** YOUR OBJECTIVE **
Write each line out exactly, leaving none out.
--
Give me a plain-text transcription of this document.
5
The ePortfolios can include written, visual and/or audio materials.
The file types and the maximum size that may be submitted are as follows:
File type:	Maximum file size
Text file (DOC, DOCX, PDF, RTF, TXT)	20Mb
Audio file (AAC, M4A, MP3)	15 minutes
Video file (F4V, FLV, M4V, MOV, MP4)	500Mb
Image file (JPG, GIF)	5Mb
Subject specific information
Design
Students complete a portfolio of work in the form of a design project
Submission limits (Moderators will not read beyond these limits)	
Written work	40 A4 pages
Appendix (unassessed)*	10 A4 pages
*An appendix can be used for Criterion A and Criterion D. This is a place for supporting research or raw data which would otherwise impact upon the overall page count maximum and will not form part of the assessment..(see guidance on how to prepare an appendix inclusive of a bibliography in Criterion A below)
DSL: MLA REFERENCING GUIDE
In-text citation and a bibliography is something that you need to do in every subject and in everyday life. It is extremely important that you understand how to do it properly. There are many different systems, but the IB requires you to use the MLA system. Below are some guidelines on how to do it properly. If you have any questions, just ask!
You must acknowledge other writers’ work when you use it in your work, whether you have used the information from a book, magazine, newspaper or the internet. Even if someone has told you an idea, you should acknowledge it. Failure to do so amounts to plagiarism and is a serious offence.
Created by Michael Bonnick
--
** RESPONSE BELOW **
Give me a plain-text transcription of this document.
5
The ePortfolios can include written, visual and/or audio materials.
The file types and the maximum size that may be submitted are as follows:
File type:	Maximum file size
Text file (DOC, DOCX, PDF, RTF, TXT)	20Mb
Audio file (AAC, M4A, MP3)	15 minutes
Video file (F4V, FLV, M4V, MOV, MP4)	500Mb
Image file (JPG, GIF)	5Mb
Subject specific information
Design
Students complete a portfolio of work in the form of a design project
Submission limits (Moderators will not read beyond these limits)	
Written work	40 A4 pages
Appendix (unassessed)*	10 A4 pages
*An appendix can be used for Criterion A and Criterion D. This is a place for supporting research or raw data which would otherwise impact upon the overall page count maximum and will not form part of the assessment..(see guidance on how to prepare an appendix inclusive of a bibliography in Criterion A below)
DSL: MLA REFERENCING GUIDE
In-text citation and a bibliography is something that you need to do in every subject and in everyday life. It is extremely important that you understand how to do it properly. There are many different systems, but the IB requires you to use the MLA system. Below are some guidelines on how to do it properly. If you have any questions, just ask!
You must acknowledge other writers’ work when you use it in your work, whether you have used the information from a book, magazine, newspaper or the internet. Even if someone has told you an idea, you should acknowledge it. Failure to do so amounts to plagiarism and is a serious offence.
Created by Michael Bonnick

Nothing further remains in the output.